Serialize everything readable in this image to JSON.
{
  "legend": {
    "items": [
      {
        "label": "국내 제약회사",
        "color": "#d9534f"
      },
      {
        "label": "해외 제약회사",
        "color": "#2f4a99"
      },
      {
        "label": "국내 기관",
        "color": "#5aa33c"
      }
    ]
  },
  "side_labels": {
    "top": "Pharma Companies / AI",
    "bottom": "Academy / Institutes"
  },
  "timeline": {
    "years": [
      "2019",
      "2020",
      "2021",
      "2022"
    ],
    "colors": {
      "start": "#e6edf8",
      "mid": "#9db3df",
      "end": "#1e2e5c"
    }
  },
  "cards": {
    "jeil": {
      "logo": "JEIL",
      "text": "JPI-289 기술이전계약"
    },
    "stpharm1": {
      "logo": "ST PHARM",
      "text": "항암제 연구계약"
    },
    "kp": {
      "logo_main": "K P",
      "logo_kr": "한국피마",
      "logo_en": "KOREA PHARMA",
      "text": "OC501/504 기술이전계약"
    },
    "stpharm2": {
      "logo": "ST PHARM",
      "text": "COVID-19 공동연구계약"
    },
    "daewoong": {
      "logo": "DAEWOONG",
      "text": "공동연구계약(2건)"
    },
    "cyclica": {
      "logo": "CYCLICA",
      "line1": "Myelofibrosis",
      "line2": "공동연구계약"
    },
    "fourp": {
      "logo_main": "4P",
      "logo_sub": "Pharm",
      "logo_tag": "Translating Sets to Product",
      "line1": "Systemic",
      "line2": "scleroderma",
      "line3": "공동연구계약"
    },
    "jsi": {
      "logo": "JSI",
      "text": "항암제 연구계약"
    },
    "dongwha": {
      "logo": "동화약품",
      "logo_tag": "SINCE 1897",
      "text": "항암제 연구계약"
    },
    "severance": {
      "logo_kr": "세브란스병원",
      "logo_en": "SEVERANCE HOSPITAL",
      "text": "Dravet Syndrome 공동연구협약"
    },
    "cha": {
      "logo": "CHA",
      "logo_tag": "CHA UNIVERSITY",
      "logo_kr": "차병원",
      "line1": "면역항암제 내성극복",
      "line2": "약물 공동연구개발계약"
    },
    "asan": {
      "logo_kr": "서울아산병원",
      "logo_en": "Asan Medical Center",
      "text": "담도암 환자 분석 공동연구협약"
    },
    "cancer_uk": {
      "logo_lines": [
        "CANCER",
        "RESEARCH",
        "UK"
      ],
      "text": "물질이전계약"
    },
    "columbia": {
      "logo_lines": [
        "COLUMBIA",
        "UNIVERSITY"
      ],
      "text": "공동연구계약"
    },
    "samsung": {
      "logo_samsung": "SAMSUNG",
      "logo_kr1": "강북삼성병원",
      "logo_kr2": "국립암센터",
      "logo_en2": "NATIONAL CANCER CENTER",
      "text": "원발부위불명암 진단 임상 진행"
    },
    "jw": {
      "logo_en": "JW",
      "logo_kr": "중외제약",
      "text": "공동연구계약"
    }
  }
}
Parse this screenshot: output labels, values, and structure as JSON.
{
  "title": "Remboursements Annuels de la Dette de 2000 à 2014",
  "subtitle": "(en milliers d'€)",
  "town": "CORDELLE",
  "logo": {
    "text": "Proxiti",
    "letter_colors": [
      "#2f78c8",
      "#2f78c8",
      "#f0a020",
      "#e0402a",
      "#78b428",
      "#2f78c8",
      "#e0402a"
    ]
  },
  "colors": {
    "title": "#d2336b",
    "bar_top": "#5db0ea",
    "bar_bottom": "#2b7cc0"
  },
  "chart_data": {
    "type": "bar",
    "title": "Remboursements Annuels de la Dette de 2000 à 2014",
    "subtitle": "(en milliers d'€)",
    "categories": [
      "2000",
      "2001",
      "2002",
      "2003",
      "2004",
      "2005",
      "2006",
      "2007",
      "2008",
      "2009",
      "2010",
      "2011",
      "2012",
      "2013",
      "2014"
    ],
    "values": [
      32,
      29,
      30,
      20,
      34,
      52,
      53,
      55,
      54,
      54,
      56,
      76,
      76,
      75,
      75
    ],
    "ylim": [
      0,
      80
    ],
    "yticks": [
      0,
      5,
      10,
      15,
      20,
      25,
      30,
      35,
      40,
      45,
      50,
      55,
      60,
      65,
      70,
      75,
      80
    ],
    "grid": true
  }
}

^^^^^^^^^^^^^^^^

_Written task_
Find the line with "Parse this screenshot: output" in the listing above, then write out that line and each remaining line exactly, with no other text.

_Final result_
Parse this screenshot: output labels, values, and structure as JSON.
{
  "title": "Remboursements Annuels de la Dette de 2000 à 2014",
  "subtitle": "(en milliers d'€)",
  "town": "CORDELLE",
  "logo": {
    "text": "Proxiti",
    "letter_colors": [
      "#2f78c8",
      "#2f78c8",
      "#f0a020",
      "#e0402a",
      "#78b428",
      "#2f78c8",
      "#e0402a"
    ]
  },
  "colors": {
    "title": "#d2336b",
    "bar_top": "#5db0ea",
    "bar_bottom": "#2b7cc0"
  },
  "chart_data": {
    "type": "bar",
    "title": "Remboursements Annuels de la Dette de 2000 à 2014",
    "subtitle": "(en milliers d'€)",
    "categories": [
      "2000",
      "2001",
      "2002",
      "2003",
      "2004",
      "2005",
      "2006",
      "2007",
      "2008",
      "2009",
      "2010",
      "2011",
      "2012",
      "2013",
      "2014"
    ],
    "values": [
      32,
      29,
      30,
      20,
      34,
      52,
      53,
      55,
      54,
      54,
      56,
      76,
      76,
      75,
      75
    ],
    "ylim": [
      0,
      80
    ],
    "yticks": [
      0,
      5,
      10,
      15,
      20,
      25,
      30,
      35,
      40,
      45,
      50,
      55,
      60,
      65,
      70,
      75,
      80
    ],
    "grid": true
  }
}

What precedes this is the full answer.